[Stored records]
- - - - -
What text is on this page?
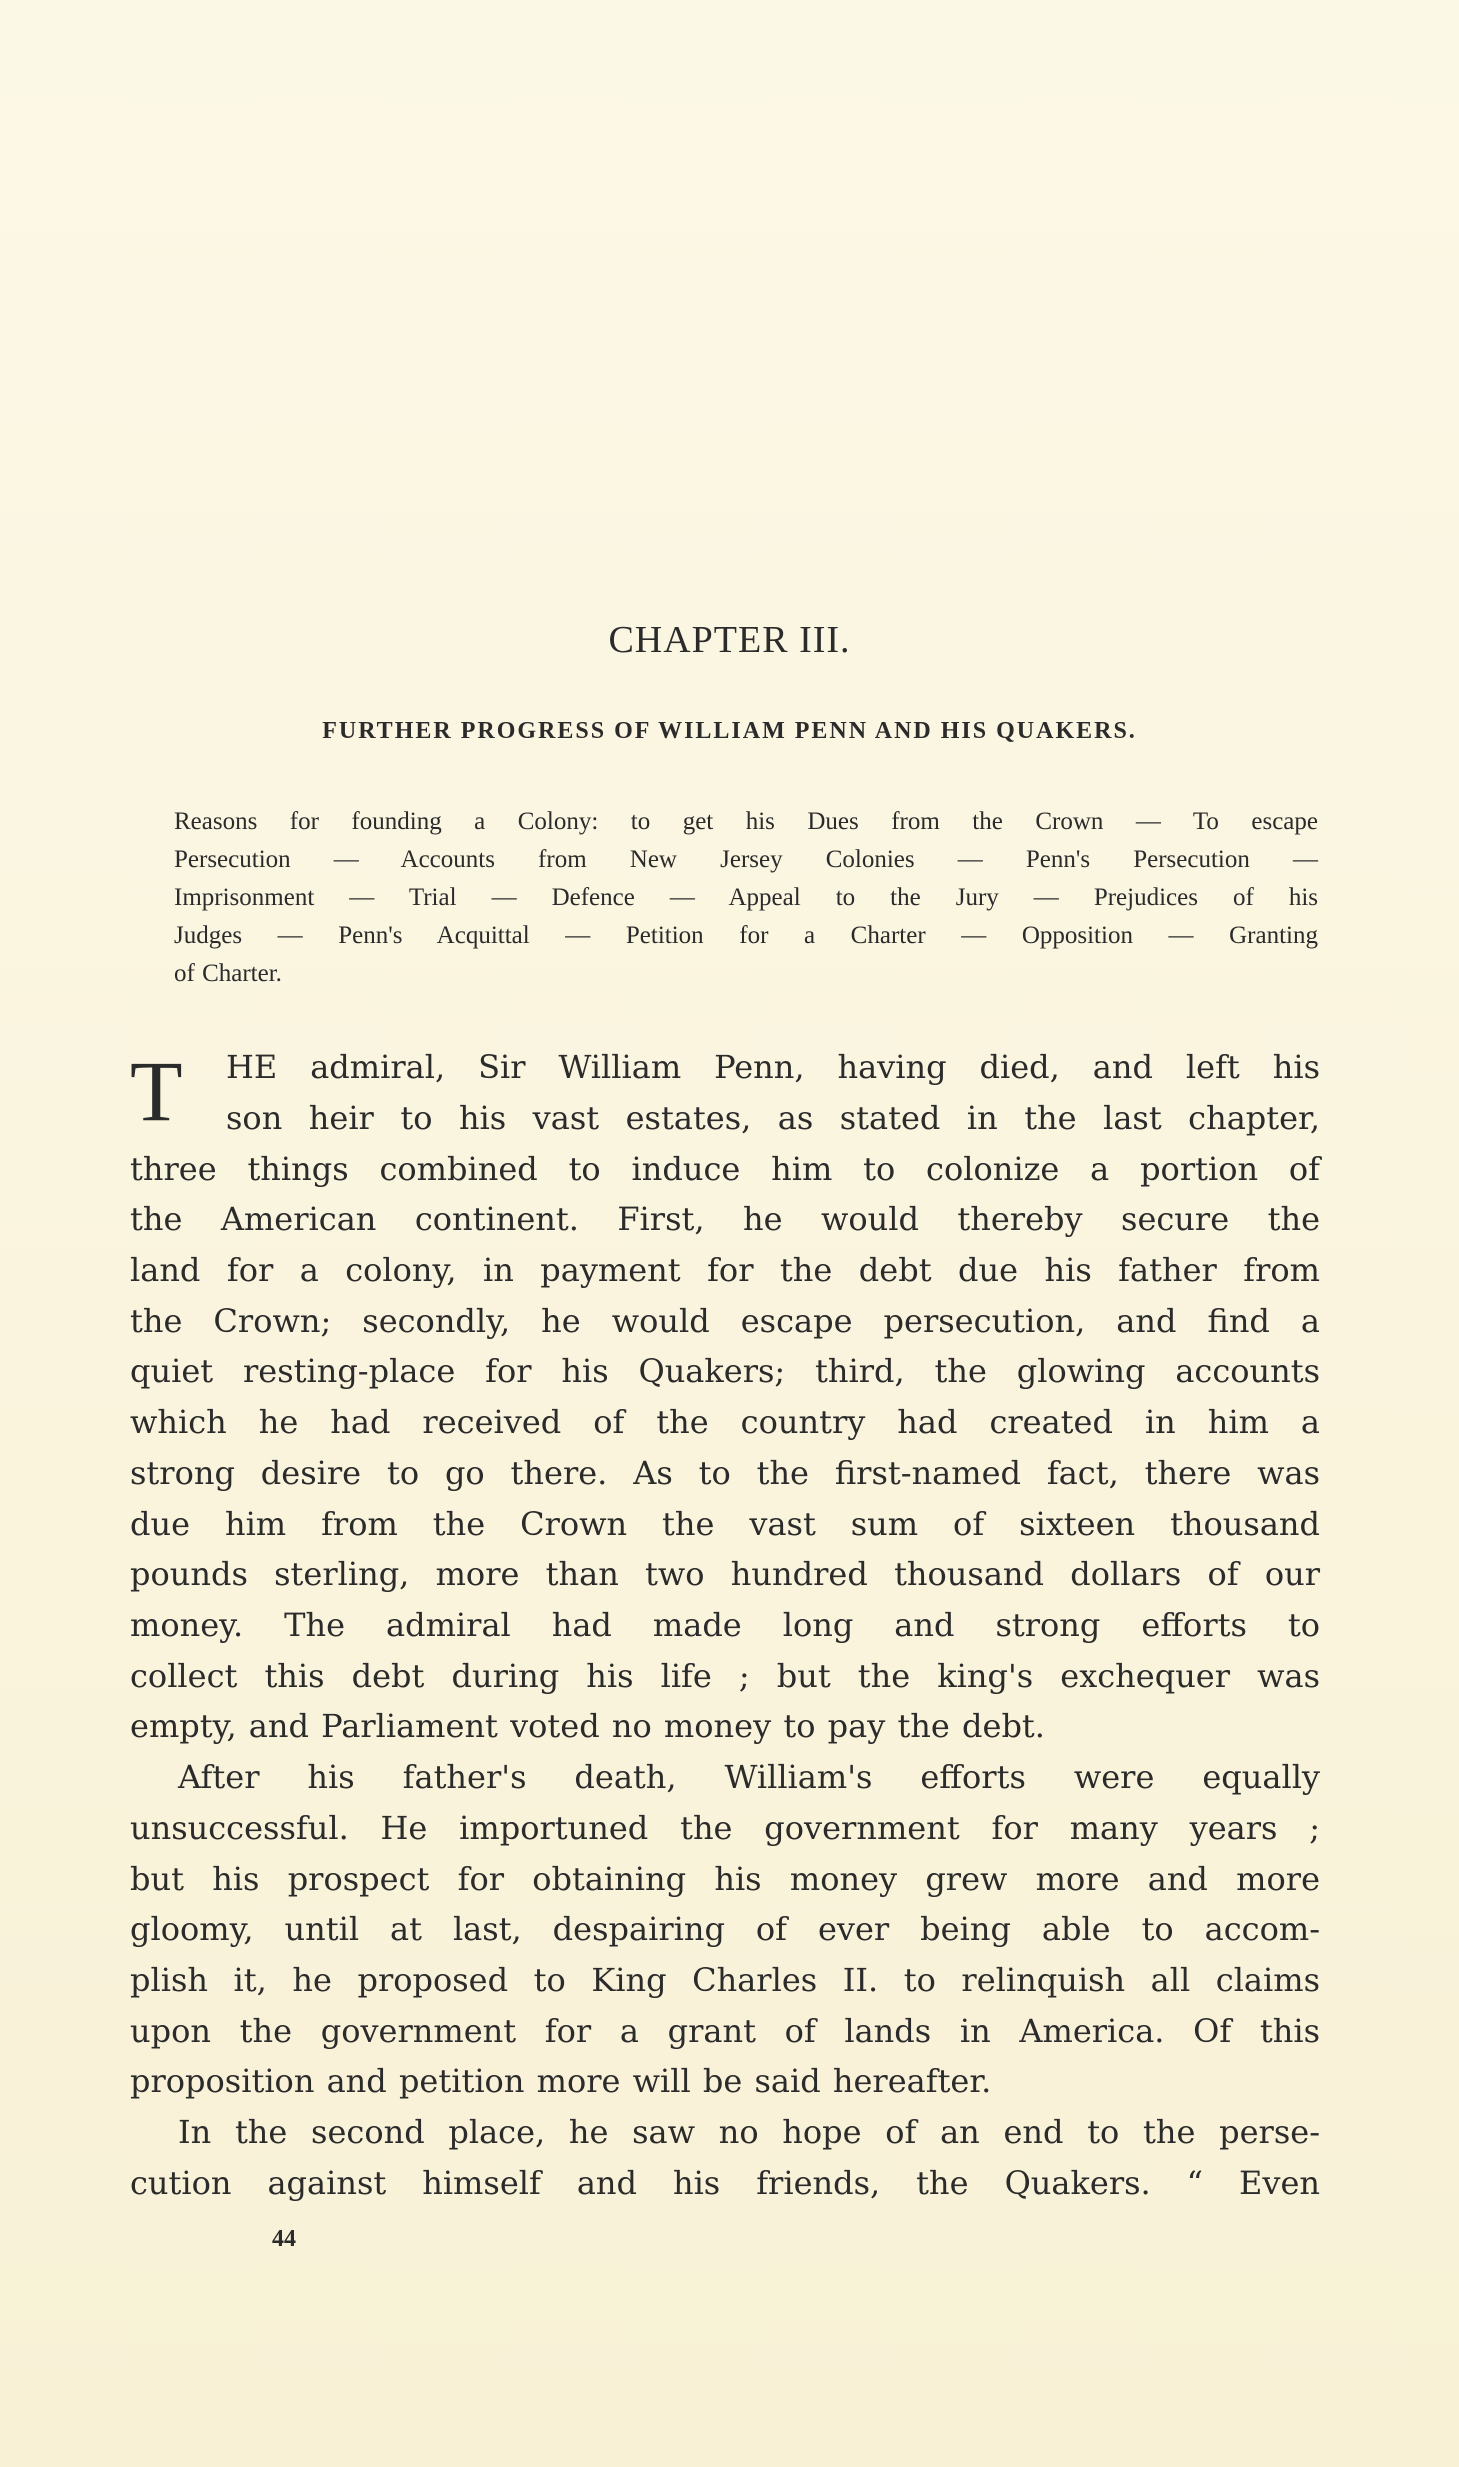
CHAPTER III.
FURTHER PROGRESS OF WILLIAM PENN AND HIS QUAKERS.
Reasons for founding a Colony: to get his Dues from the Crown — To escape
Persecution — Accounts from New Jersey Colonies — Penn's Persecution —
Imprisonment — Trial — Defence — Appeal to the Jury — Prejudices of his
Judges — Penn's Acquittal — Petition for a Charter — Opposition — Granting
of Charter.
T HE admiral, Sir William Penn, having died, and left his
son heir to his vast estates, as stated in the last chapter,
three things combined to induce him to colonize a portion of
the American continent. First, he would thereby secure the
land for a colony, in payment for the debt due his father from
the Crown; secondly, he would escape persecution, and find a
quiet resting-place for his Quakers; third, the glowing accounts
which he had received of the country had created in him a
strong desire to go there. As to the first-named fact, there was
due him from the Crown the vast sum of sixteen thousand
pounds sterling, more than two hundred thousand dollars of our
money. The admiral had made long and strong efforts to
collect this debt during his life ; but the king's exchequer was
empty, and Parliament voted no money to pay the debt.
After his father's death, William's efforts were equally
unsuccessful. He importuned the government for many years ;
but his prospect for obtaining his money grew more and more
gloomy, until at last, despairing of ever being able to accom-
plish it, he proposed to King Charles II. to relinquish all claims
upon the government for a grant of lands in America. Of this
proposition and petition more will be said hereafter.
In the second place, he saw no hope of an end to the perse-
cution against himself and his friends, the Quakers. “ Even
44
- - - - -
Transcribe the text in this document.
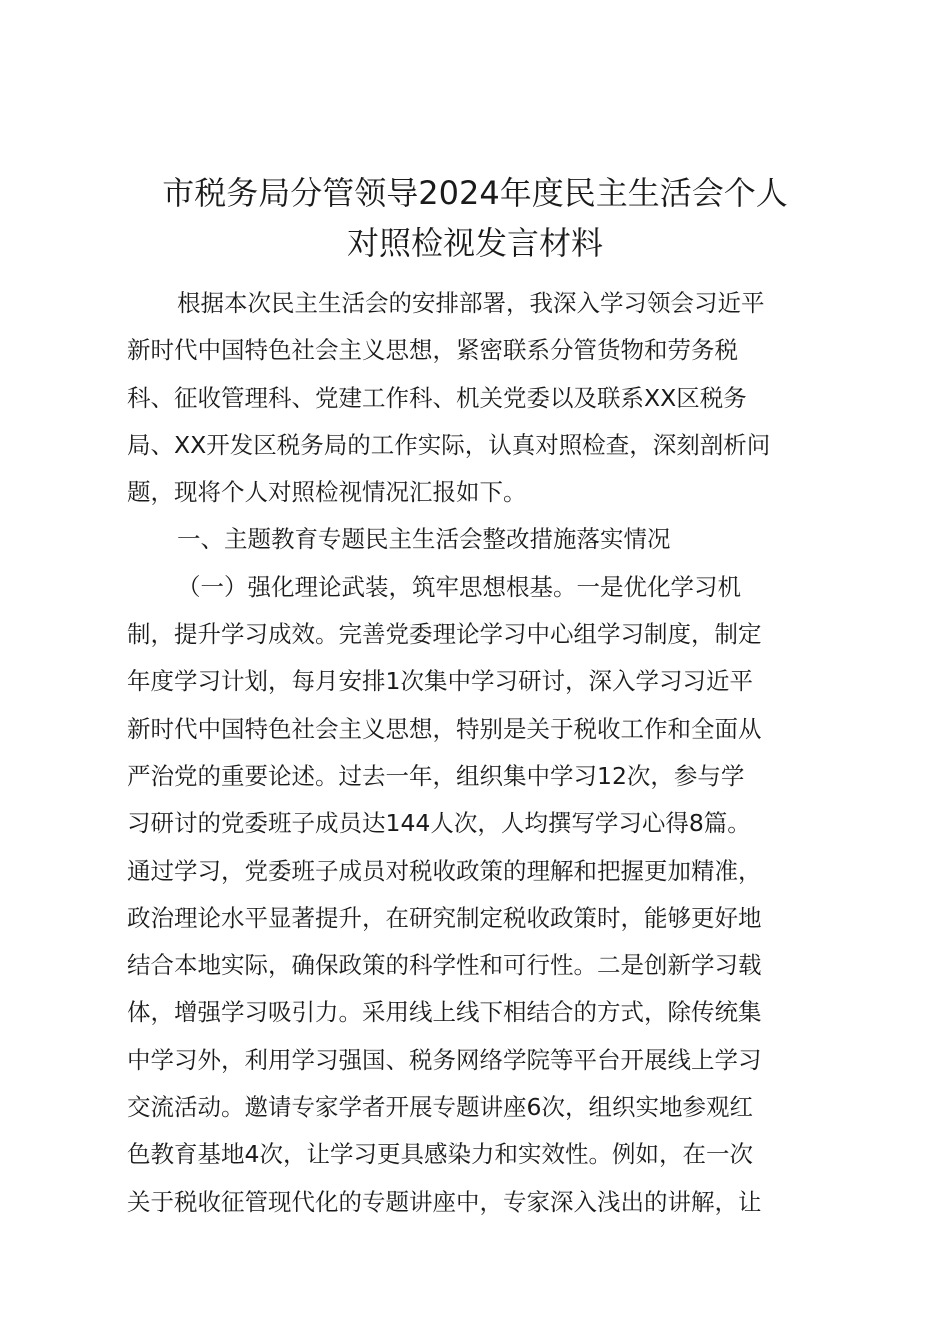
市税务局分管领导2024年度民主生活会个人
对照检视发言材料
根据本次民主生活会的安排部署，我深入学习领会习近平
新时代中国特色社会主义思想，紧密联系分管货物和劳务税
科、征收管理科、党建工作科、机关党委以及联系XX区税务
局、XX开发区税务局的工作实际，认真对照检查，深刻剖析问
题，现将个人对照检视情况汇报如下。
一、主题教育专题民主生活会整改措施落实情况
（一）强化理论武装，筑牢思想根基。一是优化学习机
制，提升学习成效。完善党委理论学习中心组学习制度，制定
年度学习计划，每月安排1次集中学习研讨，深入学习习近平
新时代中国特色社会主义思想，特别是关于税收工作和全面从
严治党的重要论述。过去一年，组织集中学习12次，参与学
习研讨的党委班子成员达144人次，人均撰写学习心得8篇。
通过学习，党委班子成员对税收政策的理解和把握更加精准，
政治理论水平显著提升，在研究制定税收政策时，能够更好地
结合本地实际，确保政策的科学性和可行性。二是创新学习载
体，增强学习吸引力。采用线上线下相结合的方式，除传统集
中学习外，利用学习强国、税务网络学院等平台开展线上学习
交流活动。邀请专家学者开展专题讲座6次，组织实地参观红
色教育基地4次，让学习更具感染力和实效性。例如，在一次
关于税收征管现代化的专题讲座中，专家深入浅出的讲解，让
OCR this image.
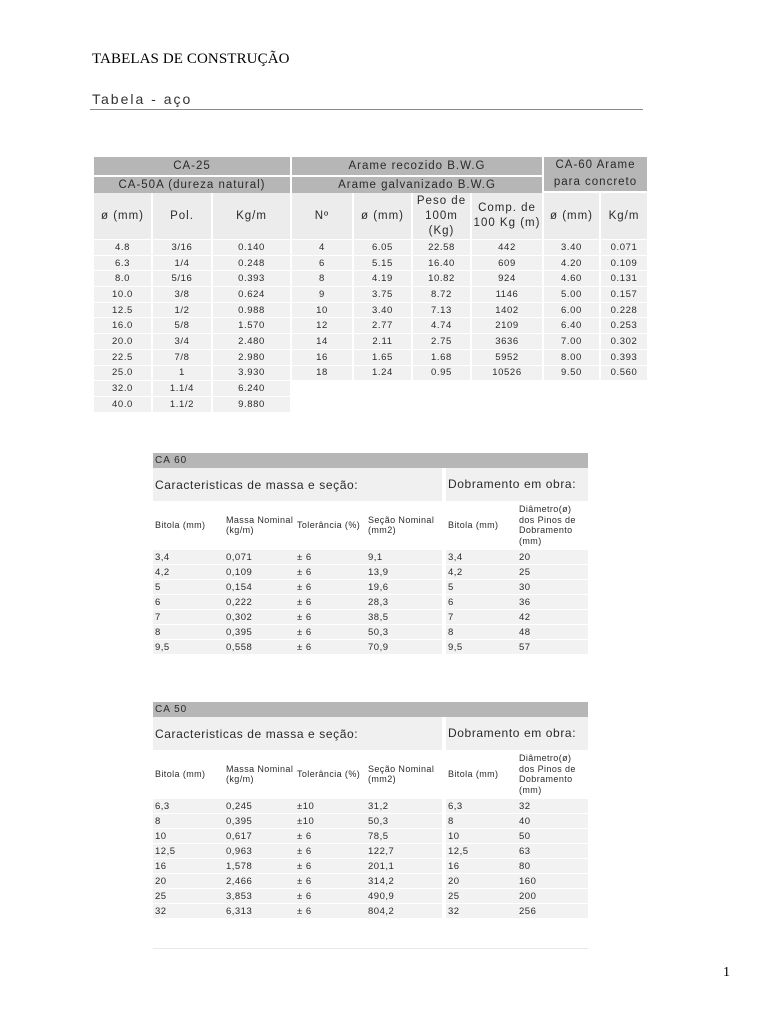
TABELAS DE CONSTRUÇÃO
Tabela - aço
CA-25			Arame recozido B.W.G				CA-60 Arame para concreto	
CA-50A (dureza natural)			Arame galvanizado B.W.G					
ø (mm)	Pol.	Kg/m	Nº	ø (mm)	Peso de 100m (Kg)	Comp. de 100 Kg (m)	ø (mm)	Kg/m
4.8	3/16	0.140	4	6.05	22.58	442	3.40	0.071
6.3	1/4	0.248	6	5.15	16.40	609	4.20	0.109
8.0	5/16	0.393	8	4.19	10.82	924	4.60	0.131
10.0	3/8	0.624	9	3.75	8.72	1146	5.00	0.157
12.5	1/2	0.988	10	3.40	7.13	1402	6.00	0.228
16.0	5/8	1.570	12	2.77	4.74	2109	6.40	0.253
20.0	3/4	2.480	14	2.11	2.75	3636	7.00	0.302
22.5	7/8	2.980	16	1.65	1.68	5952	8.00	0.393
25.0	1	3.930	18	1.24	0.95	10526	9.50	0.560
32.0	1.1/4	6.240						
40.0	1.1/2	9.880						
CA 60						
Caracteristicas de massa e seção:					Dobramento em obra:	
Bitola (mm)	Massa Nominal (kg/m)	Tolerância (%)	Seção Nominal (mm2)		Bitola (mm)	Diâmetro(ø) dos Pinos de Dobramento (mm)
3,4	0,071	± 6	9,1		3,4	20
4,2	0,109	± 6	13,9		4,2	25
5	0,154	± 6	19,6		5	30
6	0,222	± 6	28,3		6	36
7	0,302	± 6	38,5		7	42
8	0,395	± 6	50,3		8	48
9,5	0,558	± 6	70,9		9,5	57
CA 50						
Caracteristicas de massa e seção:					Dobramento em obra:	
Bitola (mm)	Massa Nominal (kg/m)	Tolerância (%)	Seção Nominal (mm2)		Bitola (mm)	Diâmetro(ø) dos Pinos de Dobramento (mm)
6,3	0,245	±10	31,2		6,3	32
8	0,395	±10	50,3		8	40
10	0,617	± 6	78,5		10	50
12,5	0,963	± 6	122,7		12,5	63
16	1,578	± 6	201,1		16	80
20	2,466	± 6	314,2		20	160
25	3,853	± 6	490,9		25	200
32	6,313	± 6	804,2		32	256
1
- - - - -
=== OBJECTIVE ===
Copy all lines in the listing above where the string "efforts" appears.

=== SOLVED PROBLEM ===
money. The admiral had made long and strong efforts to
After his father's death, William's efforts were equally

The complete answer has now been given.